- Exercise requirements -
Write the material out again exactly as it stands.
++++ Provided data ++++
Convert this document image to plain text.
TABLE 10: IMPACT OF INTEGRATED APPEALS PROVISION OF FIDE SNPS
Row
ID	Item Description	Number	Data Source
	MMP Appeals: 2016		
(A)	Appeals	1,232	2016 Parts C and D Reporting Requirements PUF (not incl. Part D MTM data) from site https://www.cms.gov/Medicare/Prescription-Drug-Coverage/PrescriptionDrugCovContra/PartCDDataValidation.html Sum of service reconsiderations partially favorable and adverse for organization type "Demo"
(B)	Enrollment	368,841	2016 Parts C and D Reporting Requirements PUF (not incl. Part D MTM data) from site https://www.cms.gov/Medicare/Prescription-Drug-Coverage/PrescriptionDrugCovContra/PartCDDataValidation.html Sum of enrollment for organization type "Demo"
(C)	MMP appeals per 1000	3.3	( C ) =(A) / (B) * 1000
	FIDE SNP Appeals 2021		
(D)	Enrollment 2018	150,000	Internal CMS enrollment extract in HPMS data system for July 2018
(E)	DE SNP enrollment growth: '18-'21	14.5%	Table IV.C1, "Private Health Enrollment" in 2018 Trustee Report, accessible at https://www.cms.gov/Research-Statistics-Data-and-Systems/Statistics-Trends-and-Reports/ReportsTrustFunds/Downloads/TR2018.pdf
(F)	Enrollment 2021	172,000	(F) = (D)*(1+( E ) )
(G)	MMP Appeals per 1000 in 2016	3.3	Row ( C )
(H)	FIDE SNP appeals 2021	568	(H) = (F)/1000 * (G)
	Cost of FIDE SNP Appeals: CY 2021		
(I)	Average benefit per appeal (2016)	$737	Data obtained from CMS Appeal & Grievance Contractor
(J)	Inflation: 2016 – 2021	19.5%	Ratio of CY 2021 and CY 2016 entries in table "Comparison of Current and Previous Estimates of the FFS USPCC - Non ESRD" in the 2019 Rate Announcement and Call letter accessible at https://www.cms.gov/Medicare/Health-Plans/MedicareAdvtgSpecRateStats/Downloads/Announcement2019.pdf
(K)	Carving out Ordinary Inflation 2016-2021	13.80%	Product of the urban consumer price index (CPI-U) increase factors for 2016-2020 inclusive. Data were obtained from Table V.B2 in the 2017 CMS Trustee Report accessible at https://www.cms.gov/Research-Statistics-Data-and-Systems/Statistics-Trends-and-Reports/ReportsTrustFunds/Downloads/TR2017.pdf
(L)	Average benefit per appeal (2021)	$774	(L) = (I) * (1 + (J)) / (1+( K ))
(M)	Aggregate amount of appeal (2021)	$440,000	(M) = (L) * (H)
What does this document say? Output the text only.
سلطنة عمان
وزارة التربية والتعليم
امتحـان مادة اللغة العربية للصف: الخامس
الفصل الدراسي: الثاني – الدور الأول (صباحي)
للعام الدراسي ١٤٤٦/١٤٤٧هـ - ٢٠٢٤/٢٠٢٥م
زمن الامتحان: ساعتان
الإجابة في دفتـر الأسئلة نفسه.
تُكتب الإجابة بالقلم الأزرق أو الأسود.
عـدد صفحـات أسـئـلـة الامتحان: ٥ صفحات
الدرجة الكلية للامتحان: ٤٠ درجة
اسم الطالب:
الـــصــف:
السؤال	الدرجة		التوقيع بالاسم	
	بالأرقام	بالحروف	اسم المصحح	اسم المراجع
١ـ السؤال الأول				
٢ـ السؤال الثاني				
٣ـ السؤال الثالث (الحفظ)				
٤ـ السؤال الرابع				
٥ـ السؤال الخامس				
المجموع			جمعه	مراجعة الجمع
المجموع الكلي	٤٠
++++
- Answer to the task -
Convert this document image to plain text.
TABLE 10: IMPACT OF INTEGRATED APPEALS PROVISION OF FIDE SNPS
Row
ID	Item Description	Number	Data Source
	MMP Appeals: 2016		
(A)	Appeals	1,232	2016 Parts C and D Reporting Requirements PUF (not incl. Part D MTM data) from site https://www.cms.gov/Medicare/Prescription-Drug-Coverage/PrescriptionDrugCovContra/PartCDDataValidation.html Sum of service reconsiderations partially favorable and adverse for organization type "Demo"
(B)	Enrollment	368,841	2016 Parts C and D Reporting Requirements PUF (not incl. Part D MTM data) from site https://www.cms.gov/Medicare/Prescription-Drug-Coverage/PrescriptionDrugCovContra/PartCDDataValidation.html Sum of enrollment for organization type "Demo"
(C)	MMP appeals per 1000	3.3	( C ) =(A) / (B) * 1000
	FIDE SNP Appeals 2021		
(D)	Enrollment 2018	150,000	Internal CMS enrollment extract in HPMS data system for July 2018
(E)	DE SNP enrollment growth: '18-'21	14.5%	Table IV.C1, "Private Health Enrollment" in 2018 Trustee Report, accessible at https://www.cms.gov/Research-Statistics-Data-and-Systems/Statistics-Trends-and-Reports/ReportsTrustFunds/Downloads/TR2018.pdf
(F)	Enrollment 2021	172,000	(F) = (D)*(1+( E ) )
(G)	MMP Appeals per 1000 in 2016	3.3	Row ( C )
(H)	FIDE SNP appeals 2021	568	(H) = (F)/1000 * (G)
	Cost of FIDE SNP Appeals: CY 2021		
(I)	Average benefit per appeal (2016)	$737	Data obtained from CMS Appeal & Grievance Contractor
(J)	Inflation: 2016 – 2021	19.5%	Ratio of CY 2021 and CY 2016 entries in table "Comparison of Current and Previous Estimates of the FFS USPCC - Non ESRD" in the 2019 Rate Announcement and Call letter accessible at https://www.cms.gov/Medicare/Health-Plans/MedicareAdvtgSpecRateStats/Downloads/Announcement2019.pdf
(K)	Carving out Ordinary Inflation 2016-2021	13.80%	Product of the urban consumer price index (CPI-U) increase factors for 2016-2020 inclusive. Data were obtained from Table V.B2 in the 2017 CMS Trustee Report accessible at https://www.cms.gov/Research-Statistics-Data-and-Systems/Statistics-Trends-and-Reports/ReportsTrustFunds/Downloads/TR2017.pdf
(L)	Average benefit per appeal (2021)	$774	(L) = (I) * (1 + (J)) / (1+( K ))
(M)	Aggregate amount of appeal (2021)	$440,000	(M) = (L) * (H)
What does this document say? Output the text only.
سلطنة عمان
وزارة التربية والتعليم
امتحـان مادة اللغة العربية للصف: الخامس
الفصل الدراسي: الثاني – الدور الأول (صباحي)
للعام الدراسي ١٤٤٦/١٤٤٧هـ - ٢٠٢٤/٢٠٢٥م
زمن الامتحان: ساعتان
الإجابة في دفتـر الأسئلة نفسه.
تُكتب الإجابة بالقلم الأزرق أو الأسود.
عـدد صفحـات أسـئـلـة الامتحان: ٥ صفحات
الدرجة الكلية للامتحان: ٤٠ درجة
اسم الطالب:
الـــصــف:
السؤال	الدرجة		التوقيع بالاسم	
	بالأرقام	بالحروف	اسم المصحح	اسم المراجع
١ـ السؤال الأول				
٢ـ السؤال الثاني				
٣ـ السؤال الثالث (الحفظ)				
٤ـ السؤال الرابع				
٥ـ السؤال الخامس				
المجموع			جمعه	مراجعة الجمع
المجموع الكلي	٤٠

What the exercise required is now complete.